[TASK BRIEF]: Lines containing the string "甘南藏族自治州夏河县" are to be collected in full.

:: LISTING ::

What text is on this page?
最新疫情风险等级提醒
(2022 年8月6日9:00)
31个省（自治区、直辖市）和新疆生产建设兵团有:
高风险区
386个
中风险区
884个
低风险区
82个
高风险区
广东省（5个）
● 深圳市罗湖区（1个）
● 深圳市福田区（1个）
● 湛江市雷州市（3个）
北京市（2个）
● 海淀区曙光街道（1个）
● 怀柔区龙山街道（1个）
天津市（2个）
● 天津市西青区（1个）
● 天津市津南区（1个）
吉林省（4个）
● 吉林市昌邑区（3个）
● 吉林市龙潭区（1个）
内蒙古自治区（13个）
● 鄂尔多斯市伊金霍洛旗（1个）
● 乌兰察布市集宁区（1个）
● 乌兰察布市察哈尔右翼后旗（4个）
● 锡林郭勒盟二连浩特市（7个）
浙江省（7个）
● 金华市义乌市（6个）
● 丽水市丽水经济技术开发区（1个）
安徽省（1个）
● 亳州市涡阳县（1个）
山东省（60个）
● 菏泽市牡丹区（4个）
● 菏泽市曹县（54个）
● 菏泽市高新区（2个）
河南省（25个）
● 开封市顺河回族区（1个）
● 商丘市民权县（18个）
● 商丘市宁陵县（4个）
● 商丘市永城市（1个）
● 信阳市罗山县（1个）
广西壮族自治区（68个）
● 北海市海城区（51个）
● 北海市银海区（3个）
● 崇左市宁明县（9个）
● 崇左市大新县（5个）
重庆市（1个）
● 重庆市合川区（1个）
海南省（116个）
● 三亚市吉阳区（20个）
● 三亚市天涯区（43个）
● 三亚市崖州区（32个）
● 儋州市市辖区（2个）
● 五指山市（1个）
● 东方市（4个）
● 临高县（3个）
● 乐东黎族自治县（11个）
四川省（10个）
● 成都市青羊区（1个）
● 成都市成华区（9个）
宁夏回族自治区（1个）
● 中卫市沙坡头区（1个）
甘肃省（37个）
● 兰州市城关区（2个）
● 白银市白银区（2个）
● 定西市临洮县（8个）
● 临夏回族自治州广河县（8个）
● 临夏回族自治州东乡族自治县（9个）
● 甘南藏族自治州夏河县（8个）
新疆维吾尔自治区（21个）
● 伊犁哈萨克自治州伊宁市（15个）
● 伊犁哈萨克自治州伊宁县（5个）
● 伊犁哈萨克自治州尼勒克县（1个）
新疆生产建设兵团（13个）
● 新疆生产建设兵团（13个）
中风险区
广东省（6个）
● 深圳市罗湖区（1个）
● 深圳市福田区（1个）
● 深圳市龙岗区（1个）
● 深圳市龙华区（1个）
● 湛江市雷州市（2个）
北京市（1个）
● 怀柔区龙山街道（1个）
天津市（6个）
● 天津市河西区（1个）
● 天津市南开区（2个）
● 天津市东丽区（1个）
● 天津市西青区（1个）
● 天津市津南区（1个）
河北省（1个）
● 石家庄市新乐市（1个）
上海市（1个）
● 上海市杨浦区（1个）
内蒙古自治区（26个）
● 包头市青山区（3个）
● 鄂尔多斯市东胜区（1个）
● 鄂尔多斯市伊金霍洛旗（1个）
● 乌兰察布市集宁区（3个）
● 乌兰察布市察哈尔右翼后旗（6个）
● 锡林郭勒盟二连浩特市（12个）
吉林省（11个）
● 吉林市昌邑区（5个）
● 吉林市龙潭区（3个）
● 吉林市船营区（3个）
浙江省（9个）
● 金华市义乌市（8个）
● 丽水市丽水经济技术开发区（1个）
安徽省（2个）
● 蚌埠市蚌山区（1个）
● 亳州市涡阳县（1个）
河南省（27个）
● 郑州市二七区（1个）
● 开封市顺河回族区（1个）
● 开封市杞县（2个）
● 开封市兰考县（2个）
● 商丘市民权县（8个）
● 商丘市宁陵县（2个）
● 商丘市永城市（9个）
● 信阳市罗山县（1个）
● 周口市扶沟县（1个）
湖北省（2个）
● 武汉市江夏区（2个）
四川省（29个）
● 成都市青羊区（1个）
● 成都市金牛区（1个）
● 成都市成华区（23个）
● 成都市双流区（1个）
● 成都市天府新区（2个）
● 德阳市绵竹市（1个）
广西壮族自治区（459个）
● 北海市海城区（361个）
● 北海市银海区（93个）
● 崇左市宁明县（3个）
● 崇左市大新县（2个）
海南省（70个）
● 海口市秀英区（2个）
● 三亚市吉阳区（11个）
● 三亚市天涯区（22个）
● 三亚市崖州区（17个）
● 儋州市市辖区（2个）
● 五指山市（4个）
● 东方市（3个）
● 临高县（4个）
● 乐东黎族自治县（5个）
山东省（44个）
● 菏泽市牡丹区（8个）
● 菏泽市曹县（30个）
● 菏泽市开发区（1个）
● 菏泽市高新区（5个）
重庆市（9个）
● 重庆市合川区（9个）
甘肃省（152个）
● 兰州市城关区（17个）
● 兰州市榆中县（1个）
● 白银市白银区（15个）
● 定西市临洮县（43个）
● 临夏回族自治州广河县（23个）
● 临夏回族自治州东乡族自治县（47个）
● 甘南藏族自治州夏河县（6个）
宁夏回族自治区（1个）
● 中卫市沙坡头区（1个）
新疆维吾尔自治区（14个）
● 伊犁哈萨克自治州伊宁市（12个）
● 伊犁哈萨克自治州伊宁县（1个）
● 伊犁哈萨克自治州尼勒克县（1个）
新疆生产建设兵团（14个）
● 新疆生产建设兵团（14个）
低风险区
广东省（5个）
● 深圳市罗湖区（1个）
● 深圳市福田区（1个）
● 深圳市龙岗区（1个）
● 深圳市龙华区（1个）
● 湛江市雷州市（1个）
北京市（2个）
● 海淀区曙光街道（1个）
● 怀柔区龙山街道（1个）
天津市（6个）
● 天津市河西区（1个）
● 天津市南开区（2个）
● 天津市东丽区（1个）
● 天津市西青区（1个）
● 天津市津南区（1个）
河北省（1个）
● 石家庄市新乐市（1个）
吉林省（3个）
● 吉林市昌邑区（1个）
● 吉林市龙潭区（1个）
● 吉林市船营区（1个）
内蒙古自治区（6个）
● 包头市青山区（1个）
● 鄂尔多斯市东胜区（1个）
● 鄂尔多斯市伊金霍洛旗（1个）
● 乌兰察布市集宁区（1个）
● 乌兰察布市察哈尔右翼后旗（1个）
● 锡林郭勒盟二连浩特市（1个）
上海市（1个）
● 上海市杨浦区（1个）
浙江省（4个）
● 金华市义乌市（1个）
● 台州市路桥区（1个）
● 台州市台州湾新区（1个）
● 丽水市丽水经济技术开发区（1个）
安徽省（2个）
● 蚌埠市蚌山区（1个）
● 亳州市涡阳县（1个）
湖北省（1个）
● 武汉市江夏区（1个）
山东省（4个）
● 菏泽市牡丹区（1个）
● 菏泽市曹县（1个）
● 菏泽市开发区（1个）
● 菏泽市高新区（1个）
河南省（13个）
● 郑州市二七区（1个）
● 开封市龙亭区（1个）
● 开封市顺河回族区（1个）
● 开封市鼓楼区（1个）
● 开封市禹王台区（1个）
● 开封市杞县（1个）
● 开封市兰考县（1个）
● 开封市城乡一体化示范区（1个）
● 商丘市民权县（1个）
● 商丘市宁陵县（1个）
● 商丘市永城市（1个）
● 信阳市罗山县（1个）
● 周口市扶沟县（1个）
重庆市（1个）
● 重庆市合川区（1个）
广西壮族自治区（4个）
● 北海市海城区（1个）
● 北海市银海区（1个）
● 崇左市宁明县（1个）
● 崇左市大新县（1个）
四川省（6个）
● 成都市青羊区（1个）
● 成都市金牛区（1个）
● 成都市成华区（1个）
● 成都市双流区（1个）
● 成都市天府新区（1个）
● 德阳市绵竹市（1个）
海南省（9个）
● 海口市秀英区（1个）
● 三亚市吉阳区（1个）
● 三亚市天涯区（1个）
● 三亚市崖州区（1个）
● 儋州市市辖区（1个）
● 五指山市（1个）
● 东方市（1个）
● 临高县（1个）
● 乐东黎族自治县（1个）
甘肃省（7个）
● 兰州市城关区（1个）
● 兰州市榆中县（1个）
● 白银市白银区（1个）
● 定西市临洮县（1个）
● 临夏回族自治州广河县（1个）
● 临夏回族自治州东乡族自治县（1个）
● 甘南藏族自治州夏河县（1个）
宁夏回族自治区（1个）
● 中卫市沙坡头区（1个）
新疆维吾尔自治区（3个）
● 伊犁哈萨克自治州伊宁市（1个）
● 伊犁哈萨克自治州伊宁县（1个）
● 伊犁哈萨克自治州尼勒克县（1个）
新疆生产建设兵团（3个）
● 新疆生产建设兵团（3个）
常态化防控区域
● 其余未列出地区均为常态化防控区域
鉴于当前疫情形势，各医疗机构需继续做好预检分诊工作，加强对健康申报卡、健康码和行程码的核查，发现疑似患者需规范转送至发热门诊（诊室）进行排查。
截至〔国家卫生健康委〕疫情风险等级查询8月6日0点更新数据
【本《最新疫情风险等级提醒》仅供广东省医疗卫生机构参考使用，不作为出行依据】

:::

[ANSWER TO THIS EXERCISE]:
● 甘南藏族自治州夏河县（8个）
● 甘南藏族自治州夏河县（6个）
● 甘南藏族自治州夏河县（1个）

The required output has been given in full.